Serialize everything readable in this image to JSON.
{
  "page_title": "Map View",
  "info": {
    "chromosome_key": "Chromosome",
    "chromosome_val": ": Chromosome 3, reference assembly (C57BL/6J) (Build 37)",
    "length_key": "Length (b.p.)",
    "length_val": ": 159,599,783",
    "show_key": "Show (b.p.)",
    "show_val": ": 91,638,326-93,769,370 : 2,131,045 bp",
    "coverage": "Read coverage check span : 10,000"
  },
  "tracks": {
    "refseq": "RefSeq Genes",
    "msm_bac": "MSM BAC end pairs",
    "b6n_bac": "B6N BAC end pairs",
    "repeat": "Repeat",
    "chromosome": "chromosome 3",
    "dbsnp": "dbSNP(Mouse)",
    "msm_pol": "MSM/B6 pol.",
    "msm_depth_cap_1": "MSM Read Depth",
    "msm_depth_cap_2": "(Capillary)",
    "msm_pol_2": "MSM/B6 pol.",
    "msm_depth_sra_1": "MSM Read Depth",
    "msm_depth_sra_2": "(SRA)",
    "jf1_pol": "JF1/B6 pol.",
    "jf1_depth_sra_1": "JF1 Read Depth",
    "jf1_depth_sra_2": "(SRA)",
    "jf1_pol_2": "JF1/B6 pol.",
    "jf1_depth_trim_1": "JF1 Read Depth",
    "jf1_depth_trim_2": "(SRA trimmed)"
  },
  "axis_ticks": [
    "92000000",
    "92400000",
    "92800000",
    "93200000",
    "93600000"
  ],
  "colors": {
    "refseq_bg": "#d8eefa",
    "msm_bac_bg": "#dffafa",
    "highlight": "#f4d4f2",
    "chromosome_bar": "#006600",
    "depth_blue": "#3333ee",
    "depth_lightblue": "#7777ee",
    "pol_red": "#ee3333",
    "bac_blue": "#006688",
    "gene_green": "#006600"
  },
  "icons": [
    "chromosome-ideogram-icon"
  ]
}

» **PROMPT**: For the records above, state the number of lines that contain "pairs", and provide nothing further.

» **TASK SOLUTION**: 2